Locate all lines with the word "vehicle" and copy them out.

* Records *

━━━━━━

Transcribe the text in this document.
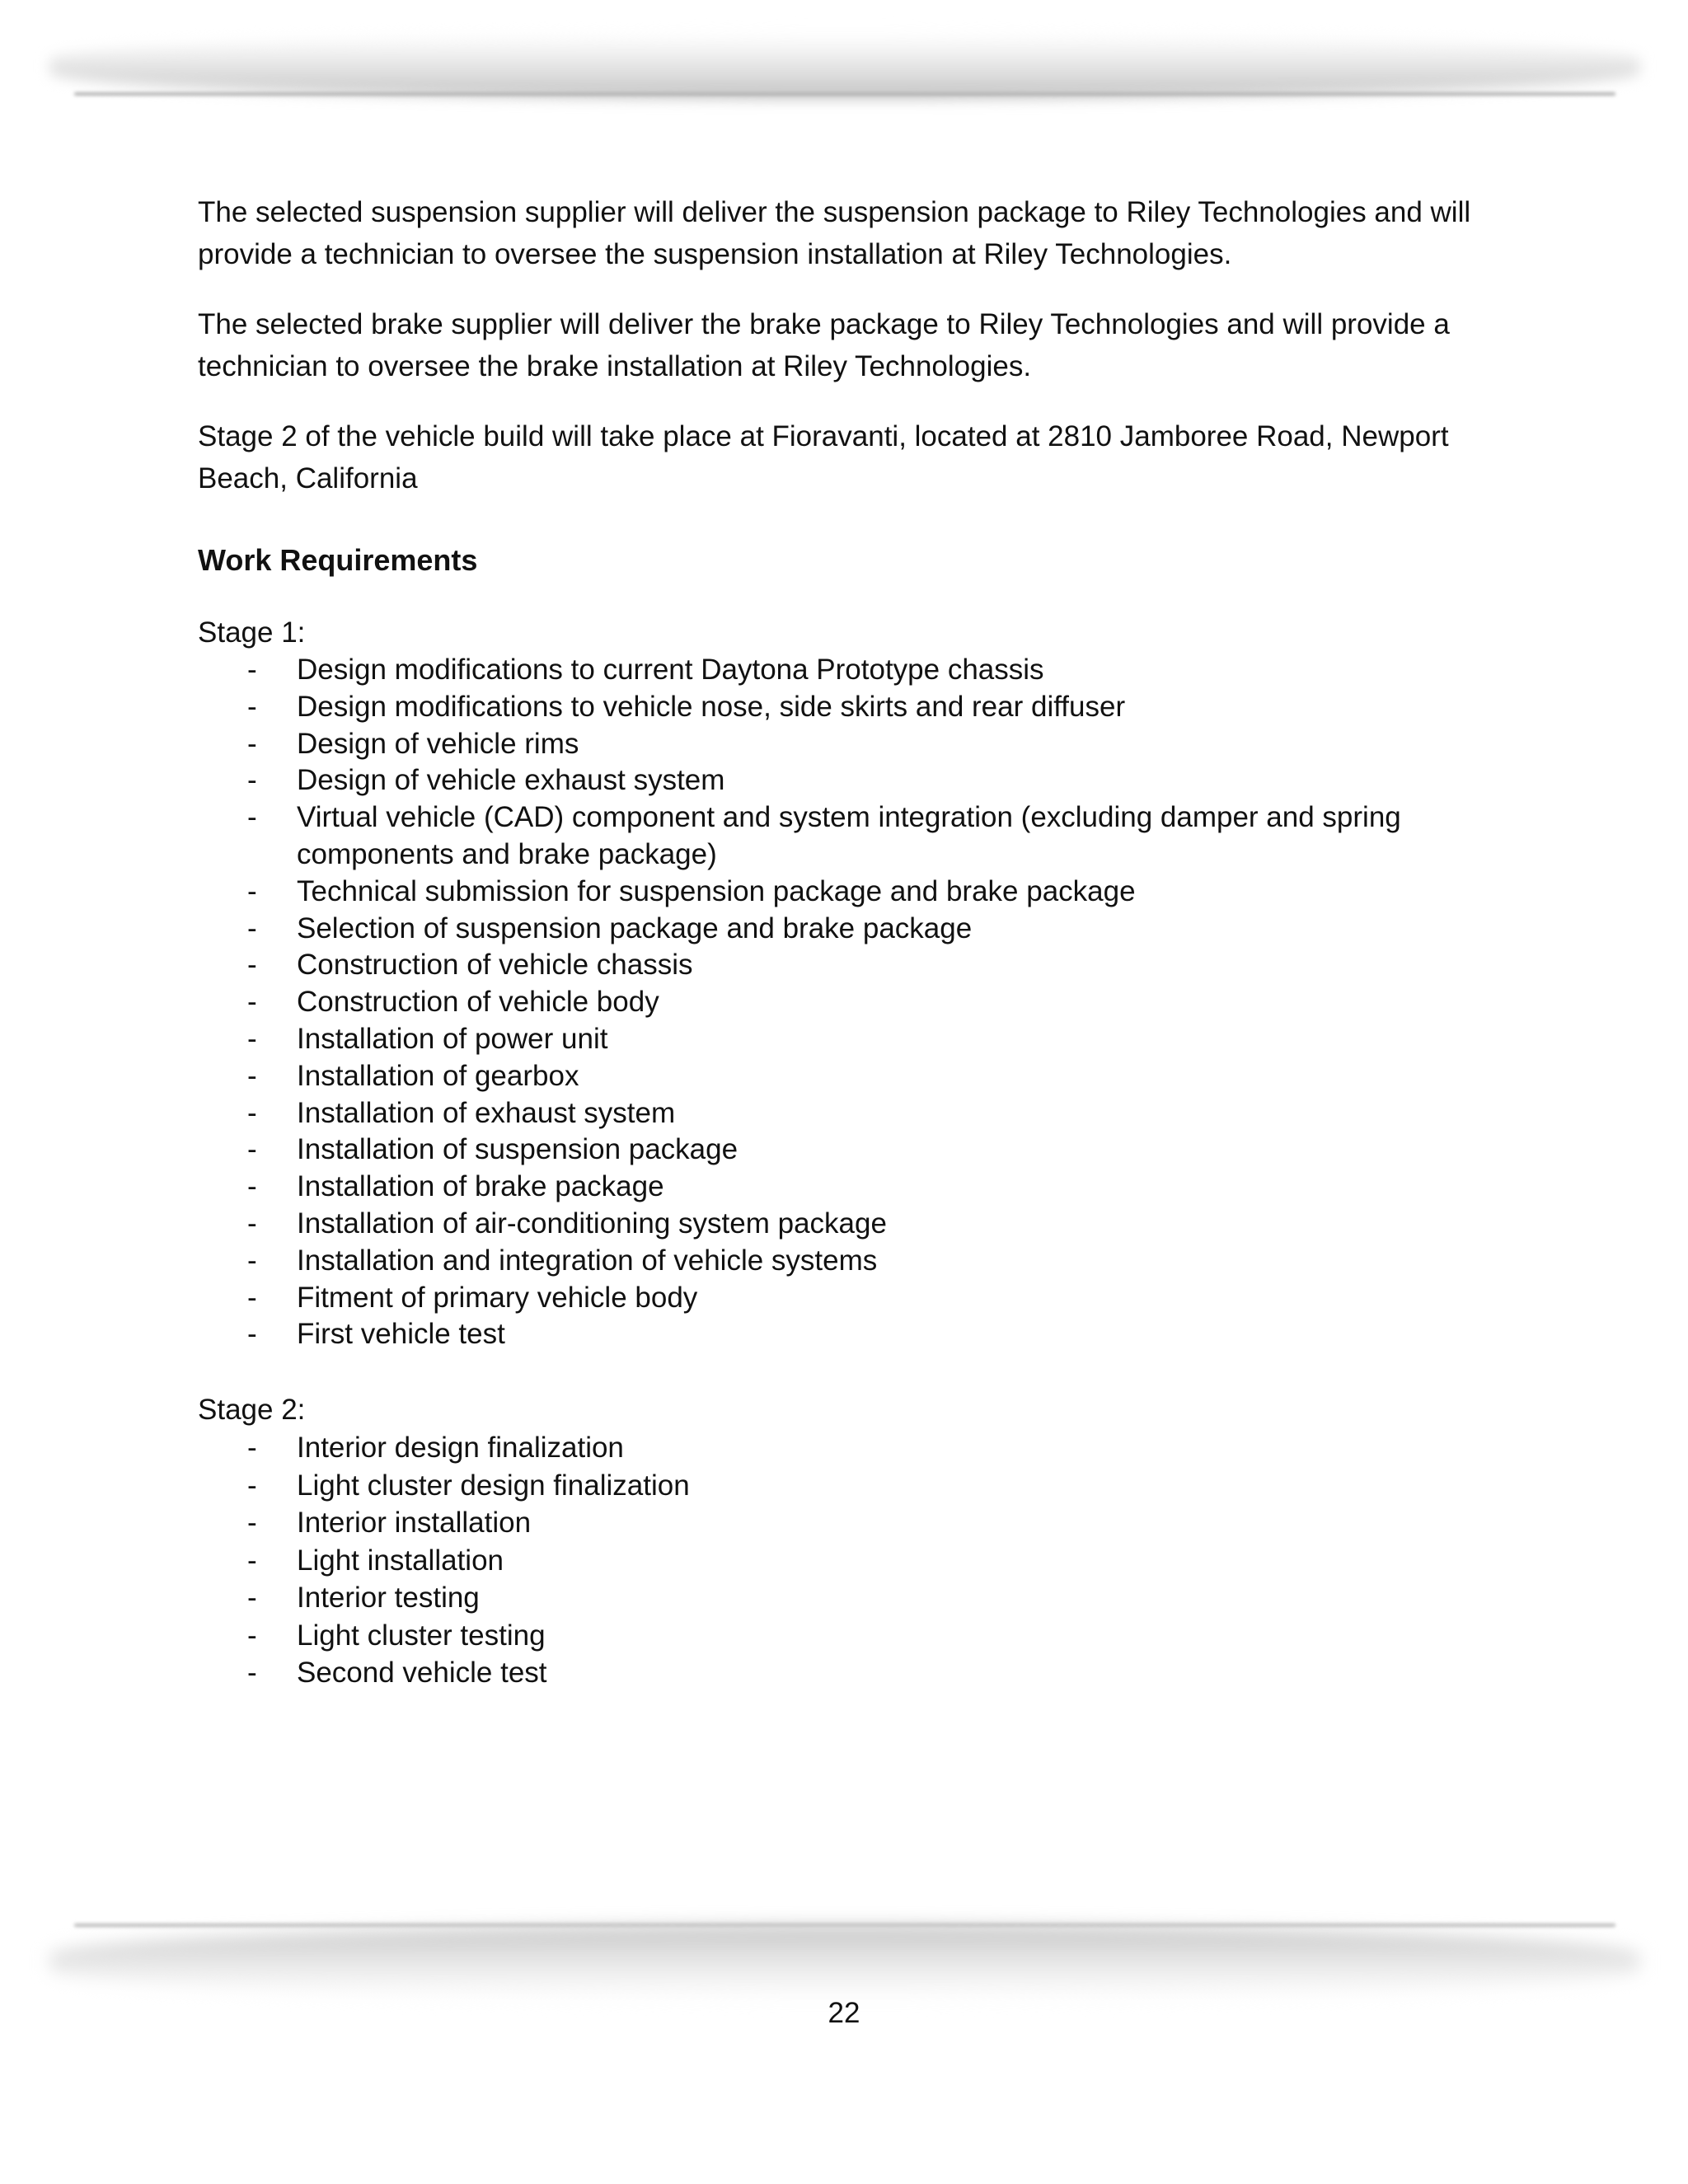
The selected suspension supplier will deliver the suspension package to Riley Technologies and will provide a technician to oversee the suspension installation at Riley Technologies.

The selected brake supplier will deliver the brake package to Riley Technologies and will provide a technician to oversee the brake installation at Riley Technologies.

Stage 2 of the vehicle build will take place at Fioravanti, located at 2810 Jamboree Road, Newport Beach, California

Work Requirements

Stage 1:

- Design modifications to current Daytona Prototype chassis
- Design modifications to vehicle nose, side skirts and rear diffuser
- Design of vehicle rims
- Design of vehicle exhaust system
- Virtual vehicle (CAD) component and system integration (excluding damper and spring components and brake package)
- Technical submission for suspension package and brake package
- Selection of suspension package and brake package
- Construction of vehicle chassis
- Construction of vehicle body
- Installation of power unit
- Installation of gearbox
- Installation of exhaust system
- Installation of suspension package
- Installation of brake package
- Installation of air-conditioning system package
- Installation and integration of vehicle systems
- Fitment of primary vehicle body
- First vehicle test

Stage 2:

- Interior design finalization
- Light cluster design finalization
- Interior installation
- Light installation
- Interior testing
- Light cluster testing
- Second vehicle test
22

━━━━━━

* Worked answer *
Stage 2 of the vehicle build will take place at Fioravanti, located at 2810 Jamboree Road, Newport Beach, California
- Design modifications to vehicle nose, side skirts and rear diffuser
- Design of vehicle rims
- Design of vehicle exhaust system
- Virtual vehicle (CAD) component and system integration (excluding damper and spring components and brake package)
- Construction of vehicle chassis
- Construction of vehicle body
- Installation and integration of vehicle systems
- Fitment of primary vehicle body
- First vehicle test
- Second vehicle test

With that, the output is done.